▶ [Objective]: Send back the records in full, character for character.

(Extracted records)

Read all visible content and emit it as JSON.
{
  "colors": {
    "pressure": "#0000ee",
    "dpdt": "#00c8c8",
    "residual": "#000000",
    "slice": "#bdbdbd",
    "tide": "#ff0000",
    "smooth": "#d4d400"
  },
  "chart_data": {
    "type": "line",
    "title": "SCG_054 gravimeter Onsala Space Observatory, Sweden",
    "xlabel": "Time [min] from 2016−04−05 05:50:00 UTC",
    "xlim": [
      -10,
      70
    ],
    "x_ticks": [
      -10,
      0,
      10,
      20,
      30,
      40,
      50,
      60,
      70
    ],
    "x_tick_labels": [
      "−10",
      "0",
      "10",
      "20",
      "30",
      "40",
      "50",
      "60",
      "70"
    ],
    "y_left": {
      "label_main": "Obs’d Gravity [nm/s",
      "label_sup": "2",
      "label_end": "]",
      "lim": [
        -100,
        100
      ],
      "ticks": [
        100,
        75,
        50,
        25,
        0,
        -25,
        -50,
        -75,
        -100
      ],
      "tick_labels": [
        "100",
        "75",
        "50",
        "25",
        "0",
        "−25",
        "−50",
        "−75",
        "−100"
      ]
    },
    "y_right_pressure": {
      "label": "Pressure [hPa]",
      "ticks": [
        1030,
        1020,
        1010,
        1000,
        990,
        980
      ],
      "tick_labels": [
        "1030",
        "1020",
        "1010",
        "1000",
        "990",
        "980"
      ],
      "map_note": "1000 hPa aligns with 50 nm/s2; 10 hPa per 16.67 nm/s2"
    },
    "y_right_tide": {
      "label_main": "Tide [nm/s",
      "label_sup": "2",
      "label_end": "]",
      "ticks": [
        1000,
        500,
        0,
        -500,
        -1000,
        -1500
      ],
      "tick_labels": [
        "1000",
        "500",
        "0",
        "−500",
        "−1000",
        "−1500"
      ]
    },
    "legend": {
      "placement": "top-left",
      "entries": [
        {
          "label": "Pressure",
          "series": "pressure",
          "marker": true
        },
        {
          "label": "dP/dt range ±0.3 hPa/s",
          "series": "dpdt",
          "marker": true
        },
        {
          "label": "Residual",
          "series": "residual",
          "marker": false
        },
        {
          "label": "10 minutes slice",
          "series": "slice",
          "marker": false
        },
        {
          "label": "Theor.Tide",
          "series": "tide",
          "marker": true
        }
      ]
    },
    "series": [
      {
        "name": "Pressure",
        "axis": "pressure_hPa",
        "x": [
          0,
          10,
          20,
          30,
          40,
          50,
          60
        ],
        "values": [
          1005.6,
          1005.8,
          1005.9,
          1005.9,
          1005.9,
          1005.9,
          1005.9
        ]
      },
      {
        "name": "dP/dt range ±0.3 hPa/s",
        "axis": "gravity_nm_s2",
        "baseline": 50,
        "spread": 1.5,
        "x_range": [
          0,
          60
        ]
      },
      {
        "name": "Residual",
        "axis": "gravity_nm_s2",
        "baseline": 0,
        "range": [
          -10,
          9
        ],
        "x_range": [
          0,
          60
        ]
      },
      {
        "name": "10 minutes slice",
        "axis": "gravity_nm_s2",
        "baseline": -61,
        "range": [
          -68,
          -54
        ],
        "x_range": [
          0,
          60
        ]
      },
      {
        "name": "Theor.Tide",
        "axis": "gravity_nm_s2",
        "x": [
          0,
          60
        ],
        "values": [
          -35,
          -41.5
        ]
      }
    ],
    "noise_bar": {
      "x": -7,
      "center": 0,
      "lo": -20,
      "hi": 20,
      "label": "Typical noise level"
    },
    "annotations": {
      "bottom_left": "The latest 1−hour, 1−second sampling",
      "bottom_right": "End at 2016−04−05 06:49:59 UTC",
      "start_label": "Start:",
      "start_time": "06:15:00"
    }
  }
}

▶ [Result of this exercise]:
Read all visible content and emit it as JSON.
{
  "colors": {
    "pressure": "#0000ee",
    "dpdt": "#00c8c8",
    "residual": "#000000",
    "slice": "#bdbdbd",
    "tide": "#ff0000",
    "smooth": "#d4d400"
  },
  "chart_data": {
    "type": "line",
    "title": "SCG_054 gravimeter Onsala Space Observatory, Sweden",
    "xlabel": "Time [min] from 2016−04−05 05:50:00 UTC",
    "xlim": [
      -10,
      70
    ],
    "x_ticks": [
      -10,
      0,
      10,
      20,
      30,
      40,
      50,
      60,
      70
    ],
    "x_tick_labels": [
      "−10",
      "0",
      "10",
      "20",
      "30",
      "40",
      "50",
      "60",
      "70"
    ],
    "y_left": {
      "label_main": "Obs’d Gravity [nm/s",
      "label_sup": "2",
      "label_end": "]",
      "lim": [
        -100,
        100
      ],
      "ticks": [
        100,
        75,
        50,
        25,
        0,
        -25,
        -50,
        -75,
        -100
      ],
      "tick_labels": [
        "100",
        "75",
        "50",
        "25",
        "0",
        "−25",
        "−50",
        "−75",
        "−100"
      ]
    },
    "y_right_pressure": {
      "label": "Pressure [hPa]",
      "ticks": [
        1030,
        1020,
        1010,
        1000,
        990,
        980
      ],
      "tick_labels": [
        "1030",
        "1020",
        "1010",
        "1000",
        "990",
        "980"
      ],
      "map_note": "1000 hPa aligns with 50 nm/s2; 10 hPa per 16.67 nm/s2"
    },
    "y_right_tide": {
      "label_main": "Tide [nm/s",
      "label_sup": "2",
      "label_end": "]",
      "ticks": [
        1000,
        500,
        0,
        -500,
        -1000,
        -1500
      ],
      "tick_labels": [
        "1000",
        "500",
        "0",
        "−500",
        "−1000",
        "−1500"
      ]
    },
    "legend": {
      "placement": "top-left",
      "entries": [
        {
          "label": "Pressure",
          "series": "pressure",
          "marker": true
        },
        {
          "label": "dP/dt range ±0.3 hPa/s",
          "series": "dpdt",
          "marker": true
        },
        {
          "label": "Residual",
          "series": "residual",
          "marker": false
        },
        {
          "label": "10 minutes slice",
          "series": "slice",
          "marker": false
        },
        {
          "label": "Theor.Tide",
          "series": "tide",
          "marker": true
        }
      ]
    },
    "series": [
      {
        "name": "Pressure",
        "axis": "pressure_hPa",
        "x": [
          0,
          10,
          20,
          30,
          40,
          50,
          60
        ],
        "values": [
          1005.6,
          1005.8,
          1005.9,
          1005.9,
          1005.9,
          1005.9,
          1005.9
        ]
      },
      {
        "name": "dP/dt range ±0.3 hPa/s",
        "axis": "gravity_nm_s2",
        "baseline": 50,
        "spread": 1.5,
        "x_range": [
          0,
          60
        ]
      },
      {
        "name": "Residual",
        "axis": "gravity_nm_s2",
        "baseline": 0,
        "range": [
          -10,
          9
        ],
        "x_range": [
          0,
          60
        ]
      },
      {
        "name": "10 minutes slice",
        "axis": "gravity_nm_s2",
        "baseline": -61,
        "range": [
          -68,
          -54
        ],
        "x_range": [
          0,
          60
        ]
      },
      {
        "name": "Theor.Tide",
        "axis": "gravity_nm_s2",
        "x": [
          0,
          60
        ],
        "values": [
          -35,
          -41.5
        ]
      }
    ],
    "noise_bar": {
      "x": -7,
      "center": 0,
      "lo": -20,
      "hi": 20,
      "label": "Typical noise level"
    },
    "annotations": {
      "bottom_left": "The latest 1−hour, 1−second sampling",
      "bottom_right": "End at 2016−04−05 06:49:59 UTC",
      "start_label": "Start:",
      "start_time": "06:15:00"
    }
  }
}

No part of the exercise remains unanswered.